Callao (/kae'laiou/ kal-EYE-oh) is a city in Macon County, Missouri, United States. The population was 251 at the 2020 census, down from 292 in 2010.

==History==
Callao was laid out in 1858, a year before the railroad was extended to that point. The town most likely took its name from the port city of Callao, Peru. Townsfolk did not know what to call the new town. They hung a map of the world on the wall, blindfolded a man like Pin the Tail on the Donkey, aimed him at the map and his finger landed on Callao, Peru. A post office called Callao has been in operation since 1859.

The Johnson Morrow House was listed on the National Register of Historic Places in 1994.

==Geography==
Callao is in southwestern Macon County. U.S. Route 36 passes just south of the city limits, leading east 8 mi to Macon, the county seat, and west 25 mi to Brookfield. Missouri Route 3 passes through the center of Callao as Chestnut Street, leading north 33 mi to Kirksville and south 24 mi to Clifton Hill.

According to the U.S. Census Bureau, Callao has a total area of 0.52 sqmi, all land. The city drains east to the Middle Fork of the Little Chariton River and to the west to Stinking Creek, a tributary of the Middle Fork. Via the Little Chariton River, Callao is within the watershed of the Missouri River.

# # # # # # #

- ACTIVITIES -
- A) Answer these questions from the Callao text:
(i) What was the city's population at the 2020 census?
(ii) In what year was the Johnson Morrow House listed on the National Register of Historic Places?
(iii) Which route runs through the center of Callao as Chestnut Street?
- B) Copy the Callao text from the words "Callao (/kae'laiou/ kal-EYE-oh)" through "operation since 1859.", and switch "railroad" to "railway".
- C) Recast the Callao paragraph beginning "According to the U.S. Census Bureau" as a short list that keeps its main facts.
The rows have nothing to do with this.

Stored data entries:
# # # # # # #

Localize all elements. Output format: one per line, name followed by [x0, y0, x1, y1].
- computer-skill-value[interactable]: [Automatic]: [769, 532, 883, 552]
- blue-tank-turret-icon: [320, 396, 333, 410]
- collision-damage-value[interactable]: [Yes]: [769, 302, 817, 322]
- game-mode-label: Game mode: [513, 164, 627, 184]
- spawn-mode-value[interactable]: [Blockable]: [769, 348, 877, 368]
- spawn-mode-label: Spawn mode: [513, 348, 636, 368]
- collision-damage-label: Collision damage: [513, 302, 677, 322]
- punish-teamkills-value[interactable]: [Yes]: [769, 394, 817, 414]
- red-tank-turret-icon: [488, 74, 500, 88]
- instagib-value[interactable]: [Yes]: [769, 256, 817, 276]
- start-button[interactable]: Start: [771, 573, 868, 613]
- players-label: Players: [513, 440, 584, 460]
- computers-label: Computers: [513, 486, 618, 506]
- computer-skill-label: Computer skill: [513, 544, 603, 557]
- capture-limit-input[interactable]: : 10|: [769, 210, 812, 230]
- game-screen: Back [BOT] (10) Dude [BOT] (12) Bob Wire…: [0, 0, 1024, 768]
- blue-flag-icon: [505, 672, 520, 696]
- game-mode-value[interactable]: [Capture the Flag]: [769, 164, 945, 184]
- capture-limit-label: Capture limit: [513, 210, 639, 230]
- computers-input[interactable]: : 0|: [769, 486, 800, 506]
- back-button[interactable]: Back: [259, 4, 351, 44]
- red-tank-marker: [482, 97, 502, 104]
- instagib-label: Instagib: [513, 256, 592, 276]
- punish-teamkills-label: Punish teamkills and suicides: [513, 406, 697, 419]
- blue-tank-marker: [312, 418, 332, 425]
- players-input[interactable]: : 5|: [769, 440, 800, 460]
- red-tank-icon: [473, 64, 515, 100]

# # # # # # #

- RESPONSES BY TASK -
- A)
(i) 251
(ii) 1994
(iii) Missouri Route 3

- B)
Callao (/kae'laiou/ kal-EYE-oh) is a city in Macon County, Missouri, United States. The population was 251 at the 2020 census, down from 292 in 2010.

==History==
Callao was laid out in 1858, a year before the railway was extended to that point. The town most likely took its name from the port city of Callao, Peru. Townsfolk did not know what to call the new town. They hung a map of the world on the wall, blindfolded a man like Pin the Tail on the Donkey, aimed him at the map and his finger landed on Callao, Peru. A post office called Callao has been in operation since 1859.

- C)
- Total area: 0.52 square miles, all land (U.S. Census Bureau)
- Drains east to the Middle Fork of the Little Chariton River
- Drains west to Stinking Creek, a tributary of the Middle Fork
- Lies within the Missouri River watershed by way of the Little Chariton River